Below are records; write all of them out exactly.

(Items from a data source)
▼
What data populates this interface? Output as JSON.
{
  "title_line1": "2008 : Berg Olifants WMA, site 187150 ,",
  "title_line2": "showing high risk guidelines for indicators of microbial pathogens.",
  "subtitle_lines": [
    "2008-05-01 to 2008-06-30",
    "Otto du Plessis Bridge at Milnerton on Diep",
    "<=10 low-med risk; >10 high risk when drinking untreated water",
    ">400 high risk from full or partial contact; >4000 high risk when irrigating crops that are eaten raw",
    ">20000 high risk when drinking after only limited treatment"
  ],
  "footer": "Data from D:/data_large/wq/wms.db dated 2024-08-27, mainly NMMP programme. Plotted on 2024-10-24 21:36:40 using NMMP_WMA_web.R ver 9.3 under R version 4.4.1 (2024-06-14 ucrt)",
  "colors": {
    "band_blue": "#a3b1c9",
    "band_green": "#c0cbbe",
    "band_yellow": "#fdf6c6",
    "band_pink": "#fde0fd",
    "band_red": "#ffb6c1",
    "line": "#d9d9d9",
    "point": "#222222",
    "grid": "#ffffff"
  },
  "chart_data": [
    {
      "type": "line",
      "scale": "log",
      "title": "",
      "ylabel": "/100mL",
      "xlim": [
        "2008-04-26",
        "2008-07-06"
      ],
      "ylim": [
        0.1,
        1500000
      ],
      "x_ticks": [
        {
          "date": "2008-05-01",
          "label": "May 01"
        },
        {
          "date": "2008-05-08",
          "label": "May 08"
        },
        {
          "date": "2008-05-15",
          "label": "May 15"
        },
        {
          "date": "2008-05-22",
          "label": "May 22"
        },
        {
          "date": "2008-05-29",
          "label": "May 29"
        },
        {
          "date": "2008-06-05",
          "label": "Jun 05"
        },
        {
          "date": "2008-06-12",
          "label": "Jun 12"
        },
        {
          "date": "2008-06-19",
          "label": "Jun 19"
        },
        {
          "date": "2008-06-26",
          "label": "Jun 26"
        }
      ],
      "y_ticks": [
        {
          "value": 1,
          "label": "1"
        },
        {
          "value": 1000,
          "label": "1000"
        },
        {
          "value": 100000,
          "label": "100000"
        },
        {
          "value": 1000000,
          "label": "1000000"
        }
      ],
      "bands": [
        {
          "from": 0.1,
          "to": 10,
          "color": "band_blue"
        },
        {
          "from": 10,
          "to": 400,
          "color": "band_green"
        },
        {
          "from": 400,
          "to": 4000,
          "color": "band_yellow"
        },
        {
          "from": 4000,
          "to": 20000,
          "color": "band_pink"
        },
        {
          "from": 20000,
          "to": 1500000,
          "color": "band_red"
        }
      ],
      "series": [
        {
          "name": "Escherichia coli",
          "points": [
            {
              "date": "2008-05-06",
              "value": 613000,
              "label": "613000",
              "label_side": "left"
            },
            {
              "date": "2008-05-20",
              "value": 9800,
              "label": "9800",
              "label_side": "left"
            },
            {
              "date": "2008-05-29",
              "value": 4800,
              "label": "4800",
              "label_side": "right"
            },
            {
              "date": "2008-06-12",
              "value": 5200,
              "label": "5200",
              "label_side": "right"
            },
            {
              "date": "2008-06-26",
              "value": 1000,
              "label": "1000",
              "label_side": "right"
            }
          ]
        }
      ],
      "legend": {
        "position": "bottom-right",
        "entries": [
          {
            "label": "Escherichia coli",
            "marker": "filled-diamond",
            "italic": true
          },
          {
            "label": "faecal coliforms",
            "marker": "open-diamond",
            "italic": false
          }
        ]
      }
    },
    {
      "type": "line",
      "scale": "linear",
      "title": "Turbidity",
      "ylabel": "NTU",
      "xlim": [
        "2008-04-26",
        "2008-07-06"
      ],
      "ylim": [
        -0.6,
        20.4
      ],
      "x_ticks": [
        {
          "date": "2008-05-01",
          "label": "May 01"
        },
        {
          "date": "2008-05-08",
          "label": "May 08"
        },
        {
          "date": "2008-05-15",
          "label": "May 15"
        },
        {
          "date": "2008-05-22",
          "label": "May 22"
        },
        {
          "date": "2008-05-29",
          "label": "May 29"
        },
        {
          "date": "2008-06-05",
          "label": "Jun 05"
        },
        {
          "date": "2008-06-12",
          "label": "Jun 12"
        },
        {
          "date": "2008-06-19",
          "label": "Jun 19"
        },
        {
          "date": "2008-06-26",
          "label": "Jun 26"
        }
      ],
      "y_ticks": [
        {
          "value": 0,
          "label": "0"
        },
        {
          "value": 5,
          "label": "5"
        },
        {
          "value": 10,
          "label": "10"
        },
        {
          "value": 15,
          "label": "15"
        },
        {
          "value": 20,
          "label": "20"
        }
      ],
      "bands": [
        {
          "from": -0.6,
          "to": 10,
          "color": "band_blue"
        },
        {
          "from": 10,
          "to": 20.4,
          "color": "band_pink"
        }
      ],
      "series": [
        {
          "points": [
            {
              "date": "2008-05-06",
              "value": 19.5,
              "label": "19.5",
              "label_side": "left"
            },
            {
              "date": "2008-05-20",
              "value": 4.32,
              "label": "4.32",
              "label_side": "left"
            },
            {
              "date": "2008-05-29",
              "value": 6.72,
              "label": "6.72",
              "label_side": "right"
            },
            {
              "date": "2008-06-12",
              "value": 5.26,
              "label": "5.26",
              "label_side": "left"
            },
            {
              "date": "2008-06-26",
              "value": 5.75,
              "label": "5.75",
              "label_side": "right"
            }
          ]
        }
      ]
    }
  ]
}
▲
:: RESULT FOR THIS EXERCISE ::
What data populates this interface? Output as JSON.
{
  "title_line1": "2008 : Berg Olifants WMA, site 187150 ,",
  "title_line2": "showing high risk guidelines for indicators of microbial pathogens.",
  "subtitle_lines": [
    "2008-05-01 to 2008-06-30",
    "Otto du Plessis Bridge at Milnerton on Diep",
    "<=10 low-med risk; >10 high risk when drinking untreated water",
    ">400 high risk from full or partial contact; >4000 high risk when irrigating crops that are eaten raw",
    ">20000 high risk when drinking after only limited treatment"
  ],
  "footer": "Data from D:/data_large/wq/wms.db dated 2024-08-27, mainly NMMP programme. Plotted on 2024-10-24 21:36:40 using NMMP_WMA_web.R ver 9.3 under R version 4.4.1 (2024-06-14 ucrt)",
  "colors": {
    "band_blue": "#a3b1c9",
    "band_green": "#c0cbbe",
    "band_yellow": "#fdf6c6",
    "band_pink": "#fde0fd",
    "band_red": "#ffb6c1",
    "line": "#d9d9d9",
    "point": "#222222",
    "grid": "#ffffff"
  },
  "chart_data": [
    {
      "type": "line",
      "scale": "log",
      "title": "",
      "ylabel": "/100mL",
      "xlim": [
        "2008-04-26",
        "2008-07-06"
      ],
      "ylim": [
        0.1,
        1500000
      ],
      "x_ticks": [
        {
          "date": "2008-05-01",
          "label": "May 01"
        },
        {
          "date": "2008-05-08",
          "label": "May 08"
        },
        {
          "date": "2008-05-15",
          "label": "May 15"
        },
        {
          "date": "2008-05-22",
          "label": "May 22"
        },
        {
          "date": "2008-05-29",
          "label": "May 29"
        },
        {
          "date": "2008-06-05",
          "label": "Jun 05"
        },
        {
          "date": "2008-06-12",
          "label": "Jun 12"
        },
        {
          "date": "2008-06-19",
          "label": "Jun 19"
        },
        {
          "date": "2008-06-26",
          "label": "Jun 26"
        }
      ],
      "y_ticks": [
        {
          "value": 1,
          "label": "1"
        },
        {
          "value": 1000,
          "label": "1000"
        },
        {
          "value": 100000,
          "label": "100000"
        },
        {
          "value": 1000000,
          "label": "1000000"
        }
      ],
      "bands": [
        {
          "from": 0.1,
          "to": 10,
          "color": "band_blue"
        },
        {
          "from": 10,
          "to": 400,
          "color": "band_green"
        },
        {
          "from": 400,
          "to": 4000,
          "color": "band_yellow"
        },
        {
          "from": 4000,
          "to": 20000,
          "color": "band_pink"
        },
        {
          "from": 20000,
          "to": 1500000,
          "color": "band_red"
        }
      ],
      "series": [
        {
          "name": "Escherichia coli",
          "points": [
            {
              "date": "2008-05-06",
              "value": 613000,
              "label": "613000",
              "label_side": "left"
            },
            {
              "date": "2008-05-20",
              "value": 9800,
              "label": "9800",
              "label_side": "left"
            },
            {
              "date": "2008-05-29",
              "value": 4800,
              "label": "4800",
              "label_side": "right"
            },
            {
              "date": "2008-06-12",
              "value": 5200,
              "label": "5200",
              "label_side": "right"
            },
            {
              "date": "2008-06-26",
              "value": 1000,
              "label": "1000",
              "label_side": "right"
            }
          ]
        }
      ],
      "legend": {
        "position": "bottom-right",
        "entries": [
          {
            "label": "Escherichia coli",
            "marker": "filled-diamond",
            "italic": true
          },
          {
            "label": "faecal coliforms",
            "marker": "open-diamond",
            "italic": false
          }
        ]
      }
    },
    {
      "type": "line",
      "scale": "linear",
      "title": "Turbidity",
      "ylabel": "NTU",
      "xlim": [
        "2008-04-26",
        "2008-07-06"
      ],
      "ylim": [
        -0.6,
        20.4
      ],
      "x_ticks": [
        {
          "date": "2008-05-01",
          "label": "May 01"
        },
        {
          "date": "2008-05-08",
          "label": "May 08"
        },
        {
          "date": "2008-05-15",
          "label": "May 15"
        },
        {
          "date": "2008-05-22",
          "label": "May 22"
        },
        {
          "date": "2008-05-29",
          "label": "May 29"
        },
        {
          "date": "2008-06-05",
          "label": "Jun 05"
        },
        {
          "date": "2008-06-12",
          "label": "Jun 12"
        },
        {
          "date": "2008-06-19",
          "label": "Jun 19"
        },
        {
          "date": "2008-06-26",
          "label": "Jun 26"
        }
      ],
      "y_ticks": [
        {
          "value": 0,
          "label": "0"
        },
        {
          "value": 5,
          "label": "5"
        },
        {
          "value": 10,
          "label": "10"
        },
        {
          "value": 15,
          "label": "15"
        },
        {
          "value": 20,
          "label": "20"
        }
      ],
      "bands": [
        {
          "from": -0.6,
          "to": 10,
          "color": "band_blue"
        },
        {
          "from": 10,
          "to": 20.4,
          "color": "band_pink"
        }
      ],
      "series": [
        {
          "points": [
            {
              "date": "2008-05-06",
              "value": 19.5,
              "label": "19.5",
              "label_side": "left"
            },
            {
              "date": "2008-05-20",
              "value": 4.32,
              "label": "4.32",
              "label_side": "left"
            },
            {
              "date": "2008-05-29",
              "value": 6.72,
              "label": "6.72",
              "label_side": "right"
            },
            {
              "date": "2008-06-12",
              "value": 5.26,
              "label": "5.26",
              "label_side": "left"
            },
            {
              "date": "2008-06-26",
              "value": 5.75,
              "label": "5.75",
              "label_side": "right"
            }
          ]
        }
      ]
    }
  ]
}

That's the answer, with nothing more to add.